SUPPLIED ENTRIES:
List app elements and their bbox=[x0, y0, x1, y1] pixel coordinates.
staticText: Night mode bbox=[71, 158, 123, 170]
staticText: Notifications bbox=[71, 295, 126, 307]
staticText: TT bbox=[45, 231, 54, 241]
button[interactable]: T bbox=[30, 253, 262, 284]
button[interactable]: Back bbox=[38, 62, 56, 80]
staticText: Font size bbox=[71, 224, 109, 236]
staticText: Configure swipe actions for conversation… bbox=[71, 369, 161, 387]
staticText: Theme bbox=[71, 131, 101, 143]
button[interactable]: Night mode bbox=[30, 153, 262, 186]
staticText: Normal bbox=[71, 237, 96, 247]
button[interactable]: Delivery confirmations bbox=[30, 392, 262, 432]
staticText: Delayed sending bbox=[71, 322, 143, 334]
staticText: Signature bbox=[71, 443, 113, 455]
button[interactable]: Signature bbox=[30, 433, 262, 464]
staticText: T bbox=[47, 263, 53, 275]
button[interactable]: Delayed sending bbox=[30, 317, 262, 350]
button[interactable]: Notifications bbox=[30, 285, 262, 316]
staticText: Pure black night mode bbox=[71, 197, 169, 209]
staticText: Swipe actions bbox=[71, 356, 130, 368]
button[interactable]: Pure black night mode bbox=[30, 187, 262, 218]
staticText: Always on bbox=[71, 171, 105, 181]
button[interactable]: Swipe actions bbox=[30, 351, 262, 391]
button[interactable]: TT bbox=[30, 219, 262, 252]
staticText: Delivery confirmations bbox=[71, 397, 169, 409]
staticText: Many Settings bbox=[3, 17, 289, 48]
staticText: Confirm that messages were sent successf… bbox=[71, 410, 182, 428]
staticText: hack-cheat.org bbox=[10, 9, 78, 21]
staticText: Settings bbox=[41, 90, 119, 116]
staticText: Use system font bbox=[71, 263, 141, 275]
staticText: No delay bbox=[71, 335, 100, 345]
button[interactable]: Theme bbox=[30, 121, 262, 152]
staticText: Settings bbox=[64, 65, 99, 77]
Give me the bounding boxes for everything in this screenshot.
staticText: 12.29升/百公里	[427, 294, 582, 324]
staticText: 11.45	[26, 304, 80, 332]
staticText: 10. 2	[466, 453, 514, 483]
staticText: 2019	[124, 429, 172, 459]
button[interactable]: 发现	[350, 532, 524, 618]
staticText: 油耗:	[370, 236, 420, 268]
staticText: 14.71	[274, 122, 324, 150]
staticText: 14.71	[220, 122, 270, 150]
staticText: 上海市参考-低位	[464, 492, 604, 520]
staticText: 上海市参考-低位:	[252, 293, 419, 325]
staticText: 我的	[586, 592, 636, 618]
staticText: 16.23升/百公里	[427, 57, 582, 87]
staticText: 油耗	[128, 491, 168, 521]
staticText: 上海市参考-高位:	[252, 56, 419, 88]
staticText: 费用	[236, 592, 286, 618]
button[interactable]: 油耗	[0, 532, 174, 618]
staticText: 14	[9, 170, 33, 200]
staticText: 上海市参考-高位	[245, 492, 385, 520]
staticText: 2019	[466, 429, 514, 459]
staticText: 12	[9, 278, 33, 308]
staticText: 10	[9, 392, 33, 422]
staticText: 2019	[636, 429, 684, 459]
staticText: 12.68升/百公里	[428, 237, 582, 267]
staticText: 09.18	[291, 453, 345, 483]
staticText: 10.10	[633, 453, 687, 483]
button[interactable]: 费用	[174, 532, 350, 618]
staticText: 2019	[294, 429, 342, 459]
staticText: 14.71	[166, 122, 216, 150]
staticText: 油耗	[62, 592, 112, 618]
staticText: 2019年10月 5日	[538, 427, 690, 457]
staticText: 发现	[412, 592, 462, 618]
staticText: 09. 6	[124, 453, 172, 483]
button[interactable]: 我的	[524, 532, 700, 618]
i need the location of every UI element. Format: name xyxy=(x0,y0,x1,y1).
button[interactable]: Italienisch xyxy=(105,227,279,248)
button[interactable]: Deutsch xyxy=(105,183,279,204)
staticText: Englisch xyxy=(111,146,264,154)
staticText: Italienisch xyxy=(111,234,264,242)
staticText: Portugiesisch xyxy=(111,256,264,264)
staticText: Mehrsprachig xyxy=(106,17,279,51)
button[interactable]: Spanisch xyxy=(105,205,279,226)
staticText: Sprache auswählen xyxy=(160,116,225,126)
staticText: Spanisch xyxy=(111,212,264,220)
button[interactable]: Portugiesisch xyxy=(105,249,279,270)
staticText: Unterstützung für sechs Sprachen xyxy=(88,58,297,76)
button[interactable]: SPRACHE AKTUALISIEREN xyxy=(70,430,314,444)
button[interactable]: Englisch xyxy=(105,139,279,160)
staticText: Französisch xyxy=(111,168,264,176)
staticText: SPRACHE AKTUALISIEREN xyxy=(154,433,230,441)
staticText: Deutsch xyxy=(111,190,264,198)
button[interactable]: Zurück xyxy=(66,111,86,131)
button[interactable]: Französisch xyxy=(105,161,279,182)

WHAT THE TASK ASKS: Rewrite the listing from its first line through the line with "staticText: T bbox=[47, 263, 53, 275]", replacing "Night mode" with "Dark mode" and leaving everything else unchanged.

OUTPUT FOR THIS TASK:
List app elements and their bbox=[x0, y0, x1, y1] pixel coordinates.
staticText: Dark mode bbox=[71, 158, 123, 170]
staticText: Notifications bbox=[71, 295, 126, 307]
staticText: TT bbox=[45, 231, 54, 241]
button[interactable]: T bbox=[30, 253, 262, 284]
button[interactable]: Back bbox=[38, 62, 56, 80]
staticText: Font size bbox=[71, 224, 109, 236]
staticText: Configure swipe actions for conversation… bbox=[71, 369, 161, 387]
staticText: Theme bbox=[71, 131, 101, 143]
button[interactable]: Dark mode bbox=[30, 153, 262, 186]
staticText: Normal bbox=[71, 237, 96, 247]
button[interactable]: Delivery confirmations bbox=[30, 392, 262, 432]
staticText: Delayed sending bbox=[71, 322, 143, 334]
staticText: Signature bbox=[71, 443, 113, 455]
button[interactable]: Signature bbox=[30, 433, 262, 464]
staticText: T bbox=[47, 263, 53, 275]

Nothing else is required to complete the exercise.